◆ **What is needed**
Send back the records in full, character for character.

(Data entries)

----

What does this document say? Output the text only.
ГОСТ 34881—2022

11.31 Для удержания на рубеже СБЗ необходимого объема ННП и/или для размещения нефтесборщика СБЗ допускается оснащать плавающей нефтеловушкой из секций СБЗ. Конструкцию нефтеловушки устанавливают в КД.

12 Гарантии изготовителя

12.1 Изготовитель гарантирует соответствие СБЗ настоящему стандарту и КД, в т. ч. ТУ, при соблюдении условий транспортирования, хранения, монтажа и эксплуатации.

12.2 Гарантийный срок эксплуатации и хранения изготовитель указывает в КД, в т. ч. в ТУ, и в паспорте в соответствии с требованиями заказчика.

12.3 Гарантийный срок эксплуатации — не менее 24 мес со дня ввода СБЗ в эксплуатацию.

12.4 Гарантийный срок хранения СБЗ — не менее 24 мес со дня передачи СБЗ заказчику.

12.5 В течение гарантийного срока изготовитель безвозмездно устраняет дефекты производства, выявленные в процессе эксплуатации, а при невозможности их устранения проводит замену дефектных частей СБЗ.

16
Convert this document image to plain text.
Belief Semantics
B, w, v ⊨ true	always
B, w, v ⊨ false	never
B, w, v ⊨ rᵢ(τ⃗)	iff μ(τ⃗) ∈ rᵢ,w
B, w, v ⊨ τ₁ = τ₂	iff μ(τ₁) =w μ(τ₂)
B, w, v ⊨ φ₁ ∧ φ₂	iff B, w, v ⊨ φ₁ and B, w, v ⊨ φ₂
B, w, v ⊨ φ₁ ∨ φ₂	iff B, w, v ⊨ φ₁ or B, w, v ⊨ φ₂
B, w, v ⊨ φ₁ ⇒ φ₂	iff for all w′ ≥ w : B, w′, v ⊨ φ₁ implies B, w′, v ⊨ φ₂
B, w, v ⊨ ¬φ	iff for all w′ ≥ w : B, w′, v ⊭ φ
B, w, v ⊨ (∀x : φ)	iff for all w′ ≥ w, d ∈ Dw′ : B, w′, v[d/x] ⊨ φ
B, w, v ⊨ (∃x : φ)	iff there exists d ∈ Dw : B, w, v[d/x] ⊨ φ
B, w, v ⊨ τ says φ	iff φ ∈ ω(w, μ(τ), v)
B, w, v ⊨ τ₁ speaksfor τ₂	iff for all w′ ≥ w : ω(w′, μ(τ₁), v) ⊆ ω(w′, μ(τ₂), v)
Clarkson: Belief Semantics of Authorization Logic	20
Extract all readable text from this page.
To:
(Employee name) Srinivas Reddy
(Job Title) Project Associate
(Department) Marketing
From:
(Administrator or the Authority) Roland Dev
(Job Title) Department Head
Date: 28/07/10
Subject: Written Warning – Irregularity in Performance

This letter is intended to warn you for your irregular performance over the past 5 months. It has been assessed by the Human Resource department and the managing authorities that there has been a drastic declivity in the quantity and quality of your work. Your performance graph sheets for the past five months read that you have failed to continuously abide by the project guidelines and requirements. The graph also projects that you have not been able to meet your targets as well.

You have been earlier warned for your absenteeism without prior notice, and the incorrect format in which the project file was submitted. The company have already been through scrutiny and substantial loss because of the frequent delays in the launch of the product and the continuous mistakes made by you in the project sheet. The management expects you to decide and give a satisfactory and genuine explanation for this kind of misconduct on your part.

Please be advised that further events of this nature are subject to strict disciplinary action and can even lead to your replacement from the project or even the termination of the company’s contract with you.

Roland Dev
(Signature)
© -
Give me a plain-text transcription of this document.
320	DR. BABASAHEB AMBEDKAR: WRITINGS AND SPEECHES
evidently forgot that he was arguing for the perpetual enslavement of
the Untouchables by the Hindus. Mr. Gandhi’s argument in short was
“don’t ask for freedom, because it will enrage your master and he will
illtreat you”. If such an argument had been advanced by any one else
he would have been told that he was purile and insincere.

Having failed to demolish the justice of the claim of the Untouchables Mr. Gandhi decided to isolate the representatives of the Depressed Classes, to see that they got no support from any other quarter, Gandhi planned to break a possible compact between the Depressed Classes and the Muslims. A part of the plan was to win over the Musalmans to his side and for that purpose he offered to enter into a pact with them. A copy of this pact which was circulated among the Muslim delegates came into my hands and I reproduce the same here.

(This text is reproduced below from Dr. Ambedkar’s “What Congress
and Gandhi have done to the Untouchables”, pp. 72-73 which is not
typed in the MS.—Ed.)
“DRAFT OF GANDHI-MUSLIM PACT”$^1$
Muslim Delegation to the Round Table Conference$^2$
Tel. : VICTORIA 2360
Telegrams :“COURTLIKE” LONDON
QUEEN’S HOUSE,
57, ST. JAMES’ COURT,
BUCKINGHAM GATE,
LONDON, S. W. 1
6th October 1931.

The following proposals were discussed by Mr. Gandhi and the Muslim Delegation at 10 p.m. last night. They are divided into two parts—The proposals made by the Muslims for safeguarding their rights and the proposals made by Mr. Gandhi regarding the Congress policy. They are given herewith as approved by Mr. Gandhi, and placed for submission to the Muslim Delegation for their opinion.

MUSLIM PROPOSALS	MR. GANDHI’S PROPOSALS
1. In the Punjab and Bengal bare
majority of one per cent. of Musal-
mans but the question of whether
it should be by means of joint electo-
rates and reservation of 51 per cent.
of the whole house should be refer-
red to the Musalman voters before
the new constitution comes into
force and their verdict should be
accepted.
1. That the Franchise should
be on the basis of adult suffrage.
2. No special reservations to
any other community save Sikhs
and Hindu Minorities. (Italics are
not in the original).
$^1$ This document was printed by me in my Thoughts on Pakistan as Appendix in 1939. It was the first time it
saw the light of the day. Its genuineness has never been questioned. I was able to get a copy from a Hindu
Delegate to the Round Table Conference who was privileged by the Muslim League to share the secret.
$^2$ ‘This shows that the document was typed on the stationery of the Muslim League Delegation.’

----

◆ **Result below**
What does this document say? Output the text only.
ГОСТ 34881—2022

11.31 Для удержания на рубеже СБЗ необходимого объема ННП и/или для размещения нефтесборщика СБЗ допускается оснащать плавающей нефтеловушкой из секций СБЗ. Конструкцию нефтеловушки устанавливают в КД.

12 Гарантии изготовителя

12.1 Изготовитель гарантирует соответствие СБЗ настоящему стандарту и КД, в т. ч. ТУ, при соблюдении условий транспортирования, хранения, монтажа и эксплуатации.

12.2 Гарантийный срок эксплуатации и хранения изготовитель указывает в КД, в т. ч. в ТУ, и в паспорте в соответствии с требованиями заказчика.

12.3 Гарантийный срок эксплуатации — не менее 24 мес со дня ввода СБЗ в эксплуатацию.

12.4 Гарантийный срок хранения СБЗ — не менее 24 мес со дня передачи СБЗ заказчику.

12.5 В течение гарантийного срока изготовитель безвозмездно устраняет дефекты производства, выявленные в процессе эксплуатации, а при невозможности их устранения проводит замену дефектных частей СБЗ.

16
Convert this document image to plain text.
Belief Semantics
B, w, v ⊨ true	always
B, w, v ⊨ false	never
B, w, v ⊨ rᵢ(τ⃗)	iff μ(τ⃗) ∈ rᵢ,w
B, w, v ⊨ τ₁ = τ₂	iff μ(τ₁) =w μ(τ₂)
B, w, v ⊨ φ₁ ∧ φ₂	iff B, w, v ⊨ φ₁ and B, w, v ⊨ φ₂
B, w, v ⊨ φ₁ ∨ φ₂	iff B, w, v ⊨ φ₁ or B, w, v ⊨ φ₂
B, w, v ⊨ φ₁ ⇒ φ₂	iff for all w′ ≥ w : B, w′, v ⊨ φ₁ implies B, w′, v ⊨ φ₂
B, w, v ⊨ ¬φ	iff for all w′ ≥ w : B, w′, v ⊭ φ
B, w, v ⊨ (∀x : φ)	iff for all w′ ≥ w, d ∈ Dw′ : B, w′, v[d/x] ⊨ φ
B, w, v ⊨ (∃x : φ)	iff there exists d ∈ Dw : B, w, v[d/x] ⊨ φ
B, w, v ⊨ τ says φ	iff φ ∈ ω(w, μ(τ), v)
B, w, v ⊨ τ₁ speaksfor τ₂	iff for all w′ ≥ w : ω(w′, μ(τ₁), v) ⊆ ω(w′, μ(τ₂), v)
Clarkson: Belief Semantics of Authorization Logic	20
Extract all readable text from this page.
To:
(Employee name) Srinivas Reddy
(Job Title) Project Associate
(Department) Marketing
From:
(Administrator or the Authority) Roland Dev
(Job Title) Department Head
Date: 28/07/10
Subject: Written Warning – Irregularity in Performance

This letter is intended to warn you for your irregular performance over the past 5 months. It has been assessed by the Human Resource department and the managing authorities that there has been a drastic declivity in the quantity and quality of your work. Your performance graph sheets for the past five months read that you have failed to continuously abide by the project guidelines and requirements. The graph also projects that you have not been able to meet your targets as well.

You have been earlier warned for your absenteeism without prior notice, and the incorrect format in which the project file was submitted. The company have already been through scrutiny and substantial loss because of the frequent delays in the launch of the product and the continuous mistakes made by you in the project sheet. The management expects you to decide and give a satisfactory and genuine explanation for this kind of misconduct on your part.

Please be advised that further events of this nature are subject to strict disciplinary action and can even lead to your replacement from the project or even the termination of the company’s contract with you.

Roland Dev
(Signature)
© -
Give me a plain-text transcription of this document.
320	DR. BABASAHEB AMBEDKAR: WRITINGS AND SPEECHES
evidently forgot that he was arguing for the perpetual enslavement of
the Untouchables by the Hindus. Mr. Gandhi’s argument in short was
“don’t ask for freedom, because it will enrage your master and he will
illtreat you”. If such an argument had been advanced by any one else
he would have been told that he was purile and insincere.

Having failed to demolish the justice of the claim of the Untouchables Mr. Gandhi decided to isolate the representatives of the Depressed Classes, to see that they got no support from any other quarter, Gandhi planned to break a possible compact between the Depressed Classes and the Muslims. A part of the plan was to win over the Musalmans to his side and for that purpose he offered to enter into a pact with them. A copy of this pact which was circulated among the Muslim delegates came into my hands and I reproduce the same here.

(This text is reproduced below from Dr. Ambedkar’s “What Congress
and Gandhi have done to the Untouchables”, pp. 72-73 which is not
typed in the MS.—Ed.)
“DRAFT OF GANDHI-MUSLIM PACT”$^1$
Muslim Delegation to the Round Table Conference$^2$
Tel. : VICTORIA 2360
Telegrams :“COURTLIKE” LONDON
QUEEN’S HOUSE,
57, ST. JAMES’ COURT,
BUCKINGHAM GATE,
LONDON, S. W. 1
6th October 1931.

The following proposals were discussed by Mr. Gandhi and the Muslim Delegation at 10 p.m. last night. They are divided into two parts—The proposals made by the Muslims for safeguarding their rights and the proposals made by Mr. Gandhi regarding the Congress policy. They are given herewith as approved by Mr. Gandhi, and placed for submission to the Muslim Delegation for their opinion.

MUSLIM PROPOSALS	MR. GANDHI’S PROPOSALS
1. In the Punjab and Bengal bare
majority of one per cent. of Musal-
mans but the question of whether
it should be by means of joint electo-
rates and reservation of 51 per cent.
of the whole house should be refer-
red to the Musalman voters before
the new constitution comes into
force and their verdict should be
accepted.
1. That the Franchise should
be on the basis of adult suffrage.
2. No special reservations to
any other community save Sikhs
and Hindu Minorities. (Italics are
not in the original).
$^1$ This document was printed by me in my Thoughts on Pakistan as Appendix in 1939. It was the first time it
saw the light of the day. Its genuineness has never been questioned. I was able to get a copy from a Hindu
Delegate to the Round Table Conference who was privileged by the Muslim League to share the secret.
$^2$ ‘This shows that the document was typed on the stationery of the Muslim League Delegation.’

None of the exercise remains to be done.